Stated problem:
Your task is to transcribe the data in full.

Dataset items
* START *

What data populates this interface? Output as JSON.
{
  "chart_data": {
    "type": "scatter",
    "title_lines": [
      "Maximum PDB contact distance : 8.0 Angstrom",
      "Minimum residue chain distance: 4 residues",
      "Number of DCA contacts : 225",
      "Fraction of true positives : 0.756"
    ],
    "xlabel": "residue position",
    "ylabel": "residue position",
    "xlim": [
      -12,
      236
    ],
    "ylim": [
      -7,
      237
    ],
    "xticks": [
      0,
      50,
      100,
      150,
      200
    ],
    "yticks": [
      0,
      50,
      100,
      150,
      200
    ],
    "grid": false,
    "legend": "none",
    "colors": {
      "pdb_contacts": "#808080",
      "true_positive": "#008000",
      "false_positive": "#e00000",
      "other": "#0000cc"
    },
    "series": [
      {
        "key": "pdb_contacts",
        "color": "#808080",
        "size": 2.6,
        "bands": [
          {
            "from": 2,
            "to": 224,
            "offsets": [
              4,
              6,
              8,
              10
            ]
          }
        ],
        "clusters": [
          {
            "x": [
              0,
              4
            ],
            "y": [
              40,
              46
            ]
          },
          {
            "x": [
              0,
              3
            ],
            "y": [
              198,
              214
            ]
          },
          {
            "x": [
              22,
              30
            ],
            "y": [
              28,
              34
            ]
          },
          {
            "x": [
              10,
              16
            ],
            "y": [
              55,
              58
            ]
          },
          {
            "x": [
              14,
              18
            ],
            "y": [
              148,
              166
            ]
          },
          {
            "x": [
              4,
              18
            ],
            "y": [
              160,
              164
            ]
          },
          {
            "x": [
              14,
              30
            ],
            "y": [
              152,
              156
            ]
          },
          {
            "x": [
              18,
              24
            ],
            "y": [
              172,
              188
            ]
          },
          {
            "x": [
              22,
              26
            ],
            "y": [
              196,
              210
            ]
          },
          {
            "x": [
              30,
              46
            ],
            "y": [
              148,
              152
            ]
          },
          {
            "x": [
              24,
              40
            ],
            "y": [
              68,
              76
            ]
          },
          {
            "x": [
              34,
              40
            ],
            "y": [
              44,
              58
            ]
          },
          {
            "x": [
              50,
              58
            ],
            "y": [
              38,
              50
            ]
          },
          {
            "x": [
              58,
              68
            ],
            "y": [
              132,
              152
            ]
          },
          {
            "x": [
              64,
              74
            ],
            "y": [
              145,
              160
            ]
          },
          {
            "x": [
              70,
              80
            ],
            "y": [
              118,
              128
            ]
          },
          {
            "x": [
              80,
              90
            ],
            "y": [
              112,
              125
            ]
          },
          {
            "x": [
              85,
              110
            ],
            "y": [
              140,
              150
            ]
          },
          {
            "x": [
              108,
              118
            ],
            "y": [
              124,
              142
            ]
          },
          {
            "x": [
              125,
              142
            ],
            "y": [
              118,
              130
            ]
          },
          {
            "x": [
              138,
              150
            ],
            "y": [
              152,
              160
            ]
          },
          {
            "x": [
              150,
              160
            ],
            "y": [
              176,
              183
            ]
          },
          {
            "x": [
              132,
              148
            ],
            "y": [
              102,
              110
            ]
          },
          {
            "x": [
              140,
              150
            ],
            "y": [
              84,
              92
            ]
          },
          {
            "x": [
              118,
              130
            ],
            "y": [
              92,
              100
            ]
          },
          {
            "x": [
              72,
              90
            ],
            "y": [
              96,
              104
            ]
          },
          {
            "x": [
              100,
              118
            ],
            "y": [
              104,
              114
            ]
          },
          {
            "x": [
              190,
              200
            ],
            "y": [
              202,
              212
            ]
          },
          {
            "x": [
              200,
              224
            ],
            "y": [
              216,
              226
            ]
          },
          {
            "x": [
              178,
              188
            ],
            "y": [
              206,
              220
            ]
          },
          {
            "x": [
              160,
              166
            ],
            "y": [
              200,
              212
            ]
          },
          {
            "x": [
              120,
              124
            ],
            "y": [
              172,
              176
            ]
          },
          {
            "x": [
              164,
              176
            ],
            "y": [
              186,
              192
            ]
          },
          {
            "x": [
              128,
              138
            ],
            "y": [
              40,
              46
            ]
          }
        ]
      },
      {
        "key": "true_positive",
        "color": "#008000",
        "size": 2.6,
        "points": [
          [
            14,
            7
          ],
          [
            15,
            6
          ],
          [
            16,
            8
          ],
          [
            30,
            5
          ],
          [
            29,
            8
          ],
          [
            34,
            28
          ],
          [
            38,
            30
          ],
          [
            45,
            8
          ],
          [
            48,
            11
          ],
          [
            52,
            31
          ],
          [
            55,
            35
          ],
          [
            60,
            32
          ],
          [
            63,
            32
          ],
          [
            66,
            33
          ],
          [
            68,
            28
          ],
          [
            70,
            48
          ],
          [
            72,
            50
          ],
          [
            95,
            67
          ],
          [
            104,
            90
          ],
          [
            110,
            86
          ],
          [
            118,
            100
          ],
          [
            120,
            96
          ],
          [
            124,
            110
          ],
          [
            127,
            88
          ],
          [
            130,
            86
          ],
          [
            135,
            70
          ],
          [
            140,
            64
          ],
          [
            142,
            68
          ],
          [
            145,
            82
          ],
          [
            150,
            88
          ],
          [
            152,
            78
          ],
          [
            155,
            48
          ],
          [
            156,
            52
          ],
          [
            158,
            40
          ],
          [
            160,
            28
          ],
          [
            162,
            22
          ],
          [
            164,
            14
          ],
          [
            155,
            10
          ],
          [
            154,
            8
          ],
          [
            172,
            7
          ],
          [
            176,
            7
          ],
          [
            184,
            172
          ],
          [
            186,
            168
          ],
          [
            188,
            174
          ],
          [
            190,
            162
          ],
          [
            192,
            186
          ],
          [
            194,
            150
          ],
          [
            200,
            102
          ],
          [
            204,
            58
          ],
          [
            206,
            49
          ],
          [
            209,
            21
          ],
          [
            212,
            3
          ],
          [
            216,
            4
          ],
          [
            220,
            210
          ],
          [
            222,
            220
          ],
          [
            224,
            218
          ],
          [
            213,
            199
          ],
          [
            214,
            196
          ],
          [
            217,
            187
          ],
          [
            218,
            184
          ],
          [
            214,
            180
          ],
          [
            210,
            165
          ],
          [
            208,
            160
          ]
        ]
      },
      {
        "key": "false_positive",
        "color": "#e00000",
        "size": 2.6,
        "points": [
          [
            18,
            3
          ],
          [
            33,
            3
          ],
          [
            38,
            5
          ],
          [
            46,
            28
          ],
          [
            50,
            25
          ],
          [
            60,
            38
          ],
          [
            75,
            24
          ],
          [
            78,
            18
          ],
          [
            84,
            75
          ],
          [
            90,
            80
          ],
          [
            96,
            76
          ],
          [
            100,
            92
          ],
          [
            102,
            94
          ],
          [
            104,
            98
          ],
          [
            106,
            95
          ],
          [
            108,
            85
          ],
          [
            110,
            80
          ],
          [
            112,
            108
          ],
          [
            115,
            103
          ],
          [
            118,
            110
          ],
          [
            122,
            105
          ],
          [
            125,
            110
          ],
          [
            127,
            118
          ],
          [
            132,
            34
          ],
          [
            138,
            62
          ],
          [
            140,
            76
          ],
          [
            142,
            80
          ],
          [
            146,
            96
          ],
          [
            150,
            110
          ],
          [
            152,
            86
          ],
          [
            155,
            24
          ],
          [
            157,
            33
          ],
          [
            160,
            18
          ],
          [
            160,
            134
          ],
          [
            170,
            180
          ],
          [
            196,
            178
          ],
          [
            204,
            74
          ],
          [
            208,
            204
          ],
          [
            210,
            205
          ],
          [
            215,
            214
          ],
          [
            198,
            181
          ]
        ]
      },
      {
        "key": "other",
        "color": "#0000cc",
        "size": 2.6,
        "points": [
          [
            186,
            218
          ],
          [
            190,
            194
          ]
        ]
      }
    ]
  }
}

* END *

Written solution:
What data populates this interface? Output as JSON.
{
  "chart_data": {
    "type": "scatter",
    "title_lines": [
      "Maximum PDB contact distance : 8.0 Angstrom",
      "Minimum residue chain distance: 4 residues",
      "Number of DCA contacts : 225",
      "Fraction of true positives : 0.756"
    ],
    "xlabel": "residue position",
    "ylabel": "residue position",
    "xlim": [
      -12,
      236
    ],
    "ylim": [
      -7,
      237
    ],
    "xticks": [
      0,
      50,
      100,
      150,
      200
    ],
    "yticks": [
      0,
      50,
      100,
      150,
      200
    ],
    "grid": false,
    "legend": "none",
    "colors": {
      "pdb_contacts": "#808080",
      "true_positive": "#008000",
      "false_positive": "#e00000",
      "other": "#0000cc"
    },
    "series": [
      {
        "key": "pdb_contacts",
        "color": "#808080",
        "size": 2.6,
        "bands": [
          {
            "from": 2,
            "to": 224,
            "offsets": [
              4,
              6,
              8,
              10
            ]
          }
        ],
        "clusters": [
          {
            "x": [
              0,
              4
            ],
            "y": [
              40,
              46
            ]
          },
          {
            "x": [
              0,
              3
            ],
            "y": [
              198,
              214
            ]
          },
          {
            "x": [
              22,
              30
            ],
            "y": [
              28,
              34
            ]
          },
          {
            "x": [
              10,
              16
            ],
            "y": [
              55,
              58
            ]
          },
          {
            "x": [
              14,
              18
            ],
            "y": [
              148,
              166
            ]
          },
          {
            "x": [
              4,
              18
            ],
            "y": [
              160,
              164
            ]
          },
          {
            "x": [
              14,
              30
            ],
            "y": [
              152,
              156
            ]
          },
          {
            "x": [
              18,
              24
            ],
            "y": [
              172,
              188
            ]
          },
          {
            "x": [
              22,
              26
            ],
            "y": [
              196,
              210
            ]
          },
          {
            "x": [
              30,
              46
            ],
            "y": [
              148,
              152
            ]
          },
          {
            "x": [
              24,
              40
            ],
            "y": [
              68,
              76
            ]
          },
          {
            "x": [
              34,
              40
            ],
            "y": [
              44,
              58
            ]
          },
          {
            "x": [
              50,
              58
            ],
            "y": [
              38,
              50
            ]
          },
          {
            "x": [
              58,
              68
            ],
            "y": [
              132,
              152
            ]
          },
          {
            "x": [
              64,
              74
            ],
            "y": [
              145,
              160
            ]
          },
          {
            "x": [
              70,
              80
            ],
            "y": [
              118,
              128
            ]
          },
          {
            "x": [
              80,
              90
            ],
            "y": [
              112,
              125
            ]
          },
          {
            "x": [
              85,
              110
            ],
            "y": [
              140,
              150
            ]
          },
          {
            "x": [
              108,
              118
            ],
            "y": [
              124,
              142
            ]
          },
          {
            "x": [
              125,
              142
            ],
            "y": [
              118,
              130
            ]
          },
          {
            "x": [
              138,
              150
            ],
            "y": [
              152,
              160
            ]
          },
          {
            "x": [
              150,
              160
            ],
            "y": [
              176,
              183
            ]
          },
          {
            "x": [
              132,
              148
            ],
            "y": [
              102,
              110
            ]
          },
          {
            "x": [
              140,
              150
            ],
            "y": [
              84,
              92
            ]
          },
          {
            "x": [
              118,
              130
            ],
            "y": [
              92,
              100
            ]
          },
          {
            "x": [
              72,
              90
            ],
            "y": [
              96,
              104
            ]
          },
          {
            "x": [
              100,
              118
            ],
            "y": [
              104,
              114
            ]
          },
          {
            "x": [
              190,
              200
            ],
            "y": [
              202,
              212
            ]
          },
          {
            "x": [
              200,
              224
            ],
            "y": [
              216,
              226
            ]
          },
          {
            "x": [
              178,
              188
            ],
            "y": [
              206,
              220
            ]
          },
          {
            "x": [
              160,
              166
            ],
            "y": [
              200,
              212
            ]
          },
          {
            "x": [
              120,
              124
            ],
            "y": [
              172,
              176
            ]
          },
          {
            "x": [
              164,
              176
            ],
            "y": [
              186,
              192
            ]
          },
          {
            "x": [
              128,
              138
            ],
            "y": [
              40,
              46
            ]
          }
        ]
      },
      {
        "key": "true_positive",
        "color": "#008000",
        "size": 2.6,
        "points": [
          [
            14,
            7
          ],
          [
            15,
            6
          ],
          [
            16,
            8
          ],
          [
            30,
            5
          ],
          [
            29,
            8
          ],
          [
            34,
            28
          ],
          [
            38,
            30
          ],
          [
            45,
            8
          ],
          [
            48,
            11
          ],
          [
            52,
            31
          ],
          [
            55,
            35
          ],
          [
            60,
            32
          ],
          [
            63,
            32
          ],
          [
            66,
            33
          ],
          [
            68,
            28
          ],
          [
            70,
            48
          ],
          [
            72,
            50
          ],
          [
            95,
            67
          ],
          [
            104,
            90
          ],
          [
            110,
            86
          ],
          [
            118,
            100
          ],
          [
            120,
            96
          ],
          [
            124,
            110
          ],
          [
            127,
            88
          ],
          [
            130,
            86
          ],
          [
            135,
            70
          ],
          [
            140,
            64
          ],
          [
            142,
            68
          ],
          [
            145,
            82
          ],
          [
            150,
            88
          ],
          [
            152,
            78
          ],
          [
            155,
            48
          ],
          [
            156,
            52
          ],
          [
            158,
            40
          ],
          [
            160,
            28
          ],
          [
            162,
            22
          ],
          [
            164,
            14
          ],
          [
            155,
            10
          ],
          [
            154,
            8
          ],
          [
            172,
            7
          ],
          [
            176,
            7
          ],
          [
            184,
            172
          ],
          [
            186,
            168
          ],
          [
            188,
            174
          ],
          [
            190,
            162
          ],
          [
            192,
            186
          ],
          [
            194,
            150
          ],
          [
            200,
            102
          ],
          [
            204,
            58
          ],
          [
            206,
            49
          ],
          [
            209,
            21
          ],
          [
            212,
            3
          ],
          [
            216,
            4
          ],
          [
            220,
            210
          ],
          [
            222,
            220
          ],
          [
            224,
            218
          ],
          [
            213,
            199
          ],
          [
            214,
            196
          ],
          [
            217,
            187
          ],
          [
            218,
            184
          ],
          [
            214,
            180
          ],
          [
            210,
            165
          ],
          [
            208,
            160
          ]
        ]
      },
      {
        "key": "false_positive",
        "color": "#e00000",
        "size": 2.6,
        "points": [
          [
            18,
            3
          ],
          [
            33,
            3
          ],
          [
            38,
            5
          ],
          [
            46,
            28
          ],
          [
            50,
            25
          ],
          [
            60,
            38
          ],
          [
            75,
            24
          ],
          [
            78,
            18
          ],
          [
            84,
            75
          ],
          [
            90,
            80
          ],
          [
            96,
            76
          ],
          [
            100,
            92
          ],
          [
            102,
            94
          ],
          [
            104,
            98
          ],
          [
            106,
            95
          ],
          [
            108,
            85
          ],
          [
            110,
            80
          ],
          [
            112,
            108
          ],
          [
            115,
            103
          ],
          [
            118,
            110
          ],
          [
            122,
            105
          ],
          [
            125,
            110
          ],
          [
            127,
            118
          ],
          [
            132,
            34
          ],
          [
            138,
            62
          ],
          [
            140,
            76
          ],
          [
            142,
            80
          ],
          [
            146,
            96
          ],
          [
            150,
            110
          ],
          [
            152,
            86
          ],
          [
            155,
            24
          ],
          [
            157,
            33
          ],
          [
            160,
            18
          ],
          [
            160,
            134
          ],
          [
            170,
            180
          ],
          [
            196,
            178
          ],
          [
            204,
            74
          ],
          [
            208,
            204
          ],
          [
            210,
            205
          ],
          [
            215,
            214
          ],
          [
            198,
            181
          ]
        ]
      },
      {
        "key": "other",
        "color": "#0000cc",
        "size": 2.6,
        "points": [
          [
            186,
            218
          ],
          [
            190,
            194
          ]
        ]
      }
    ]
  }
}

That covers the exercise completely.